■ SUPPLIED ENTRIES ■
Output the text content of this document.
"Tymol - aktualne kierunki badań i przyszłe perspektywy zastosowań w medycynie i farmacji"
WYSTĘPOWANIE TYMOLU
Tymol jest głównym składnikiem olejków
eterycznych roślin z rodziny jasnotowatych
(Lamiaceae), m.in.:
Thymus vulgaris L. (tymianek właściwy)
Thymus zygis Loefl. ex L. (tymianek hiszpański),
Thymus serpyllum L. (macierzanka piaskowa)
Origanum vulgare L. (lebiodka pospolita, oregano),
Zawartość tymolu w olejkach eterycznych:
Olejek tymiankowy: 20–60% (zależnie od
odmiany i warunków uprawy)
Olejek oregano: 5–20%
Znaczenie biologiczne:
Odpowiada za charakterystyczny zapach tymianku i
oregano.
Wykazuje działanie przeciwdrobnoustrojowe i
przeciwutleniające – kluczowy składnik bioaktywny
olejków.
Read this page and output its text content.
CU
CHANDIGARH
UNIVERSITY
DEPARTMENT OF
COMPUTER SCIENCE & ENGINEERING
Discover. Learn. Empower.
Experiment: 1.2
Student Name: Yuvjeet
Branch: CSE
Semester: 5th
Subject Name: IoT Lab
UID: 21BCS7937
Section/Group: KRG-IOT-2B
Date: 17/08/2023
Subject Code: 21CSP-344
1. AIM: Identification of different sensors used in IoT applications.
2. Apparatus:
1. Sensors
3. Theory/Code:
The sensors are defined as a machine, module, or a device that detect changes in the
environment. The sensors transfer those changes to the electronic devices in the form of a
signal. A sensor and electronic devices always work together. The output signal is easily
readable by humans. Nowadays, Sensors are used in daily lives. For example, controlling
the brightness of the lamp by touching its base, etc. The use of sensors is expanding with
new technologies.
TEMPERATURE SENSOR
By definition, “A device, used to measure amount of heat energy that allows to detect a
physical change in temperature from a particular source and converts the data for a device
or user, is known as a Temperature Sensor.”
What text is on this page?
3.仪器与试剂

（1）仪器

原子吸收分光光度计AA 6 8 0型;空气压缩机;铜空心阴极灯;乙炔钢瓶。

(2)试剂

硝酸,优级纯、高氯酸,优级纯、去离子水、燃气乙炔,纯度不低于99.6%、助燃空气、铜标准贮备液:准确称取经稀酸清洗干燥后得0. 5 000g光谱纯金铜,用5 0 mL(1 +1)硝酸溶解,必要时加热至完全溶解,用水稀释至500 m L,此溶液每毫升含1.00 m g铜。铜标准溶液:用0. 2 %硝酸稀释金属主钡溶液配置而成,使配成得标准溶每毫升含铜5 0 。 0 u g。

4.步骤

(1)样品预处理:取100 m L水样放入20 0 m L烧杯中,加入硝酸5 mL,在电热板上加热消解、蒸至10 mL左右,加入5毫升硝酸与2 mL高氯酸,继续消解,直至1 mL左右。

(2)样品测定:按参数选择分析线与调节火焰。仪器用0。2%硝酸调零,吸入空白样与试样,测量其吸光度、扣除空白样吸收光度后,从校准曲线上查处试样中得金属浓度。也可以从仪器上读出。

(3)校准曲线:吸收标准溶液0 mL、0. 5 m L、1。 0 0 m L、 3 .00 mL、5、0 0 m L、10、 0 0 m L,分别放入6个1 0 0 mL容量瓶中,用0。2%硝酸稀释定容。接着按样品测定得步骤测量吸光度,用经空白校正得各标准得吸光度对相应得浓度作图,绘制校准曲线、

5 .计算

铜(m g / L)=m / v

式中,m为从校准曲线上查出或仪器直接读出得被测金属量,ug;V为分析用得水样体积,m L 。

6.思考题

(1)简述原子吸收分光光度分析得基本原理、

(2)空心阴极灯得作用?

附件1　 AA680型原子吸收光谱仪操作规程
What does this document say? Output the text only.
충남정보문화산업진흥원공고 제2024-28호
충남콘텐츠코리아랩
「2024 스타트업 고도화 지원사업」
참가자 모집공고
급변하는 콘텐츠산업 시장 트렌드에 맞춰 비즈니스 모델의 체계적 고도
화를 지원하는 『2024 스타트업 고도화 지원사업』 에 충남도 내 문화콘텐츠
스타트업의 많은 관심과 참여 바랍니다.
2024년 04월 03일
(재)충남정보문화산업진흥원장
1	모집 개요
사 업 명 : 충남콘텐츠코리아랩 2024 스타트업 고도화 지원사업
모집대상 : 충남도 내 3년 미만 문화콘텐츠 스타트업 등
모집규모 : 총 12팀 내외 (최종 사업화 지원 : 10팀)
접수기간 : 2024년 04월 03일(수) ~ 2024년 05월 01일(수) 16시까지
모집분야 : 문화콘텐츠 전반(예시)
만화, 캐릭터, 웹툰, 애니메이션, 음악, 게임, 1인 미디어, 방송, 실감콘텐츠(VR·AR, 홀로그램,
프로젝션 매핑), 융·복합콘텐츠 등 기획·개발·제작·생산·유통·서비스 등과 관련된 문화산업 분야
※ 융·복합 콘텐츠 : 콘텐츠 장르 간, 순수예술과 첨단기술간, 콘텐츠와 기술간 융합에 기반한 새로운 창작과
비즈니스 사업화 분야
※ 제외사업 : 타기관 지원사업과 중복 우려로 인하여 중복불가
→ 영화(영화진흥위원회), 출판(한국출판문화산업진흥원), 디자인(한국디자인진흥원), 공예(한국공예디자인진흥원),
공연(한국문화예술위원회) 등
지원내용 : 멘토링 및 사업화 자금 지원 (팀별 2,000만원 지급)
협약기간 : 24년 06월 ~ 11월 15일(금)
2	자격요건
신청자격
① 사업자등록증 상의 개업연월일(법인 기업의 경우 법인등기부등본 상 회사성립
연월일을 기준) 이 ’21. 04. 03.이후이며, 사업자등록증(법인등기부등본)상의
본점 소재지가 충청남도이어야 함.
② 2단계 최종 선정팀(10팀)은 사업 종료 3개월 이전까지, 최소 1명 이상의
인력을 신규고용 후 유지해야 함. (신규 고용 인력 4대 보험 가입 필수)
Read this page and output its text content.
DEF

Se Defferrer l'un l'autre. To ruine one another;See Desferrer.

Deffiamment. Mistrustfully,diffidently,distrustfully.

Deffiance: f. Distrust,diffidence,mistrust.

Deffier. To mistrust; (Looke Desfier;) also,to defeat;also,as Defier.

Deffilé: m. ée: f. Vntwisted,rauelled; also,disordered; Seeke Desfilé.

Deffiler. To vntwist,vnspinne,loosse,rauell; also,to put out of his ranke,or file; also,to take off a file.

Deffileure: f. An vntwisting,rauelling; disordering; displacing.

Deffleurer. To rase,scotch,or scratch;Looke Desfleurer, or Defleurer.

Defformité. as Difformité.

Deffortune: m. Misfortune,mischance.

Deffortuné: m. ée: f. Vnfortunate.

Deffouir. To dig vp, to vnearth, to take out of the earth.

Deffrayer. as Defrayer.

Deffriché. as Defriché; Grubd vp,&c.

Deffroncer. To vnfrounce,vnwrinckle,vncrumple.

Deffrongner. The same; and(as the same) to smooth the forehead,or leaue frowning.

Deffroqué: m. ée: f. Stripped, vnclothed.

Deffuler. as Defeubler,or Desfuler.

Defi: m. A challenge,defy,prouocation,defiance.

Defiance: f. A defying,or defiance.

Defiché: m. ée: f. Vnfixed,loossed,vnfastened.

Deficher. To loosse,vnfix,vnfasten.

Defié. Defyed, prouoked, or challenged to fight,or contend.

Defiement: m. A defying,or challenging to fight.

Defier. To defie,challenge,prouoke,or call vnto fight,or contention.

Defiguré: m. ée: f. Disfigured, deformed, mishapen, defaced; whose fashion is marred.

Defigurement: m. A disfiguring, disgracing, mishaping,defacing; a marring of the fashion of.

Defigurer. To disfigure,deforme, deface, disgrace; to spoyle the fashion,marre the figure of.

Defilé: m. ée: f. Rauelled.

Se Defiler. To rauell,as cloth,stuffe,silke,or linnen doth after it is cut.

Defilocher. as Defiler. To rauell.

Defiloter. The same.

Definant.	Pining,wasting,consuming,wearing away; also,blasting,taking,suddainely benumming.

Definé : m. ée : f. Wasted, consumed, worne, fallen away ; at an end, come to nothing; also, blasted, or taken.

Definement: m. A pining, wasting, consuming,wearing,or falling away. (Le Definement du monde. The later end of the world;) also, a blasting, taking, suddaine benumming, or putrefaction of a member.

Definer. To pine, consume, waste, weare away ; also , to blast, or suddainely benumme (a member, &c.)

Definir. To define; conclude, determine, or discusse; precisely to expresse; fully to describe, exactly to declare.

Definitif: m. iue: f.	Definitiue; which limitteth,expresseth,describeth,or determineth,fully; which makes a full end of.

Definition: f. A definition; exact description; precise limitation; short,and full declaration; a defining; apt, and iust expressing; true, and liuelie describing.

■ EXERCISE PROMPT ■
Copy down every line of the material above that includes the string "used".

■ SOLUTION BELOW ■
1. AIM: Identification of different sensors used in IoT applications.
readable by humans. Nowadays, Sensors are used in daily lives. For example, controlling
By definition, “A device, used to measure amount of heat energy that allows to detect a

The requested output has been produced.